**Problem**:
Transcribe the listing in full, excluding any pictures.

**Input**:
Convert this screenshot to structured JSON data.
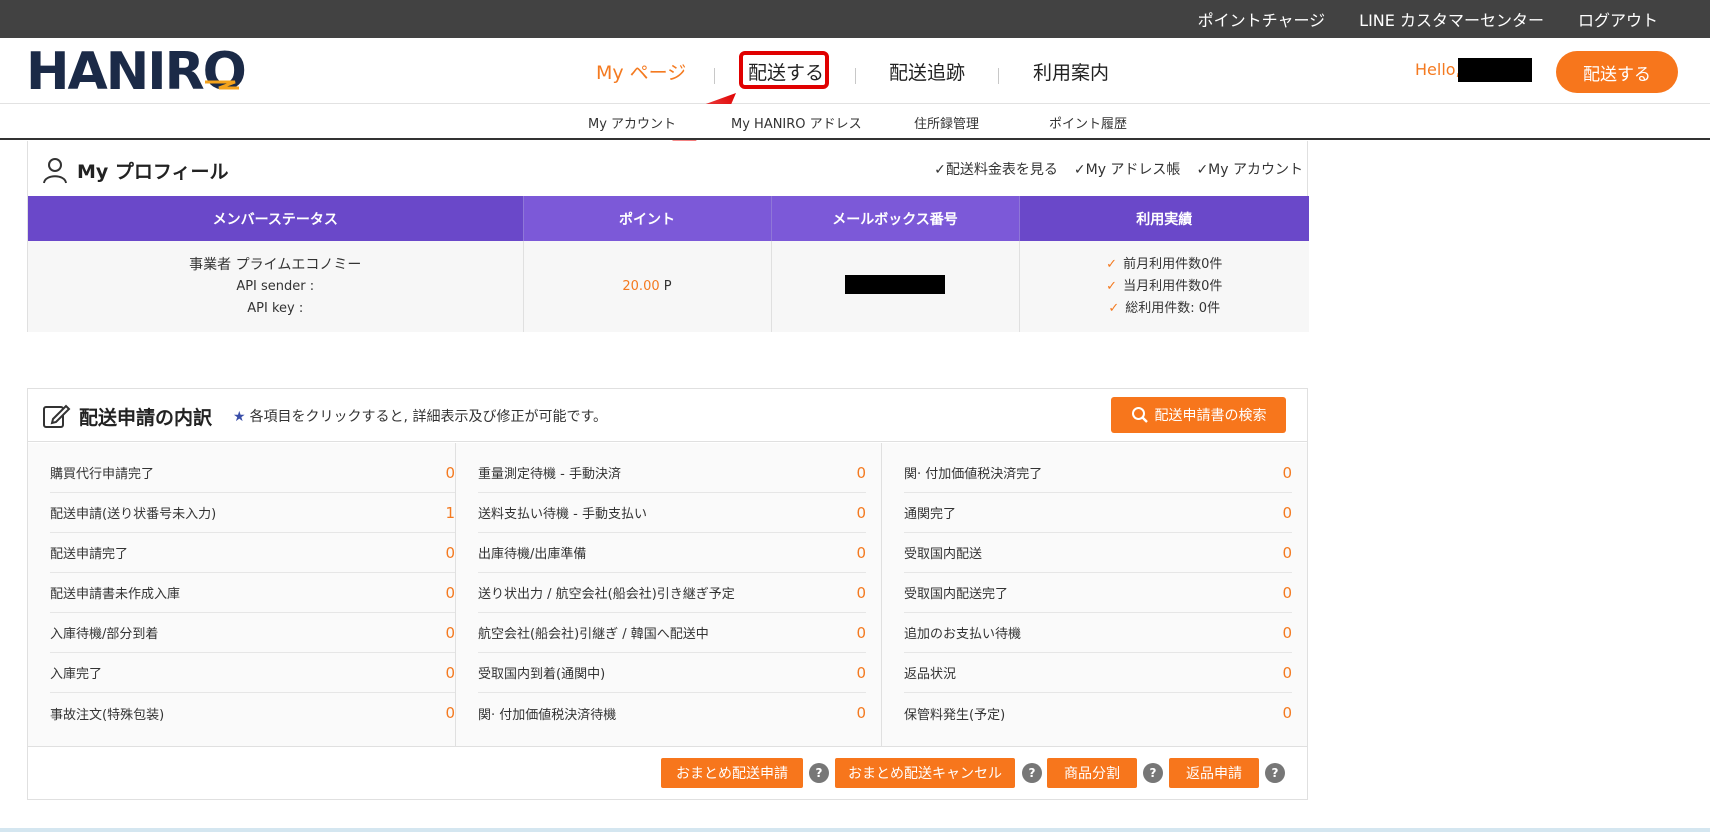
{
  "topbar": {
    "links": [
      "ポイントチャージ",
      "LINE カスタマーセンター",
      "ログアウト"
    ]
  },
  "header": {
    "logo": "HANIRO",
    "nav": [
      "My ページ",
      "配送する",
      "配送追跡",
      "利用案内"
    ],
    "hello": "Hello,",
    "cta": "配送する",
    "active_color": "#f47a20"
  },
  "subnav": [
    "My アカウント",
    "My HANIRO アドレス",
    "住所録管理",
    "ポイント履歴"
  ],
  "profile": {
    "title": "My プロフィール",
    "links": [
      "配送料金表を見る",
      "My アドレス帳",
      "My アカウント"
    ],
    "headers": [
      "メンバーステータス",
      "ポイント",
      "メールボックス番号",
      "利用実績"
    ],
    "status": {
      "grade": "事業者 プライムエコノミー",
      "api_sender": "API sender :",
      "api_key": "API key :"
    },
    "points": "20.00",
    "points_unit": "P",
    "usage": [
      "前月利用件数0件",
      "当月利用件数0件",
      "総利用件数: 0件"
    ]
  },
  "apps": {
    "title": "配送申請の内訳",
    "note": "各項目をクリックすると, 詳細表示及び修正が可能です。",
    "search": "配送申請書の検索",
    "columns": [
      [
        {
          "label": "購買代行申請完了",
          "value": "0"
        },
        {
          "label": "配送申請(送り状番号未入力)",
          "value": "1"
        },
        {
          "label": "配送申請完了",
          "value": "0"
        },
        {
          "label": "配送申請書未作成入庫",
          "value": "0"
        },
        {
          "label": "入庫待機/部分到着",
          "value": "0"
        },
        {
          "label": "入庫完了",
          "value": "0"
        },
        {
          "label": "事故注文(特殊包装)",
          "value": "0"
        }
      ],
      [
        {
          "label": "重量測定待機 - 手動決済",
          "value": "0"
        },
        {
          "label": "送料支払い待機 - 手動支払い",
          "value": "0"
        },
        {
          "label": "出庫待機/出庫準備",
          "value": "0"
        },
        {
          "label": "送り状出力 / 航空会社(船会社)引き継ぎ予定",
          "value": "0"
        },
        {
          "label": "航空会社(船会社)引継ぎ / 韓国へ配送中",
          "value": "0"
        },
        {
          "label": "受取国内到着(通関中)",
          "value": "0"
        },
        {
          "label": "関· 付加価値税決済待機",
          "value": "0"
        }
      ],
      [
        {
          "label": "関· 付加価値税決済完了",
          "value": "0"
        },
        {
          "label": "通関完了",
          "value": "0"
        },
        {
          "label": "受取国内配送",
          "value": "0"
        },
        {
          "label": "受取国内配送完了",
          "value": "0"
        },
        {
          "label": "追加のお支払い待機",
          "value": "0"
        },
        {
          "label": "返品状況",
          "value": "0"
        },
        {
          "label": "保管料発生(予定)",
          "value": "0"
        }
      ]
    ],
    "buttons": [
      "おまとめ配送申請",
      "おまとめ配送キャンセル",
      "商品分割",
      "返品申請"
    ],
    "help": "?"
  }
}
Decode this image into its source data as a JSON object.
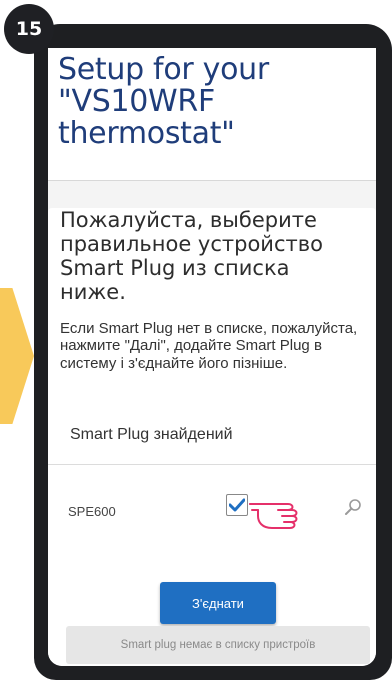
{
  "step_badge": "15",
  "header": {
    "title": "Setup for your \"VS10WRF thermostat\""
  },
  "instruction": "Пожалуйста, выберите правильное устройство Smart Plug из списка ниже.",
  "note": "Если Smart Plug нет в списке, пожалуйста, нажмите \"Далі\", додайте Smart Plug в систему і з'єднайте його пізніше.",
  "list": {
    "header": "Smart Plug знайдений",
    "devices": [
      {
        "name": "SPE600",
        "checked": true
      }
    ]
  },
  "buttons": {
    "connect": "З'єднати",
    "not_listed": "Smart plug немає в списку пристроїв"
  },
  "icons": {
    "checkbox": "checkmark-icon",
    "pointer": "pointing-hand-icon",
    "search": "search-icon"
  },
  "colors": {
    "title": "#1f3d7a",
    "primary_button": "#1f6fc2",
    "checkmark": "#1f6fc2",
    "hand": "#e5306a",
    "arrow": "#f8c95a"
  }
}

**Exercise solution**:
Convert this screenshot to structured JSON data.
{
  "topbar": {
    "links": [
      "ポイントチャージ",
      "LINE カスタマーセンター",
      "ログアウト"
    ]
  },
  "header": {
    "logo": "HANIRO",
    "nav": [
      "My ページ",
      "配送する",
      "配送追跡",
      "利用案内"
    ],
    "hello": "Hello,",
    "cta": "配送する",
    "active_color": "#f47a20"
  },
  "subnav": [
    "My アカウント",
    "My HANIRO アドレス",
    "住所録管理",
    "ポイント履歴"
  ],
  "profile": {
    "title": "My プロフィール",
    "links": [
      "配送料金表を見る",
      "My アドレス帳",
      "My アカウント"
    ],
    "headers": [
      "メンバーステータス",
      "ポイント",
      "メールボックス番号",
      "利用実績"
    ],
    "status": {
      "grade": "事業者 プライムエコノミー",
      "api_sender": "API sender :",
      "api_key": "API key :"
    },
    "points": "20.00",
    "points_unit": "P",
    "usage": [
      "前月利用件数0件",
      "当月利用件数0件",
      "総利用件数: 0件"
    ]
  },
  "apps": {
    "title": "配送申請の内訳",
    "note": "各項目をクリックすると, 詳細表示及び修正が可能です。",
    "search": "配送申請書の検索",
    "columns": [
      [
        {
          "label": "購買代行申請完了",
          "value": "0"
        },
        {
          "label": "配送申請(送り状番号未入力)",
          "value": "1"
        },
        {
          "label": "配送申請完了",
          "value": "0"
        },
        {
          "label": "配送申請書未作成入庫",
          "value": "0"
        },
        {
          "label": "入庫待機/部分到着",
          "value": "0"
        },
        {
          "label": "入庫完了",
          "value": "0"
        },
        {
          "label": "事故注文(特殊包装)",
          "value": "0"
        }
      ],
      [
        {
          "label": "重量測定待機 - 手動決済",
          "value": "0"
        },
        {
          "label": "送料支払い待機 - 手動支払い",
          "value": "0"
        },
        {
          "label": "出庫待機/出庫準備",
          "value": "0"
        },
        {
          "label": "送り状出力 / 航空会社(船会社)引き継ぎ予定",
          "value": "0"
        },
        {
          "label": "航空会社(船会社)引継ぎ / 韓国へ配送中",
          "value": "0"
        },
        {
          "label": "受取国内到着(通関中)",
          "value": "0"
        },
        {
          "label": "関· 付加価値税決済待機",
          "value": "0"
        }
      ],
      [
        {
          "label": "関· 付加価値税決済完了",
          "value": "0"
        },
        {
          "label": "通関完了",
          "value": "0"
        },
        {
          "label": "受取国内配送",
          "value": "0"
        },
        {
          "label": "受取国内配送完了",
          "value": "0"
        },
        {
          "label": "追加のお支払い待機",
          "value": "0"
        },
        {
          "label": "返品状況",
          "value": "0"
        },
        {
          "label": "保管料発生(予定)",
          "value": "0"
        }
      ]
    ],
    "buttons": [
      "おまとめ配送申請",
      "おまとめ配送キャンセル",
      "商品分割",
      "返品申請"
    ],
    "help": "?"
  }
}
Decode this image into its source data as a JSON object.
{
  "step_badge": "15",
  "header": {
    "title": "Setup for your \"VS10WRF thermostat\""
  },
  "instruction": "Пожалуйста, выберите правильное устройство Smart Plug из списка ниже.",
  "note": "Если Smart Plug нет в списке, пожалуйста, нажмите \"Далі\", додайте Smart Plug в систему і з'єднайте його пізніше.",
  "list": {
    "header": "Smart Plug знайдений",
    "devices": [
      {
        "name": "SPE600",
        "checked": true
      }
    ]
  },
  "buttons": {
    "connect": "З'єднати",
    "not_listed": "Smart plug немає в списку пристроїв"
  },
  "icons": {
    "checkbox": "checkmark-icon",
    "pointer": "pointing-hand-icon",
    "search": "search-icon"
  },
  "colors": {
    "title": "#1f3d7a",
    "primary_button": "#1f6fc2",
    "checkmark": "#1f6fc2",
    "hand": "#e5306a",
    "arrow": "#f8c95a"
  }
}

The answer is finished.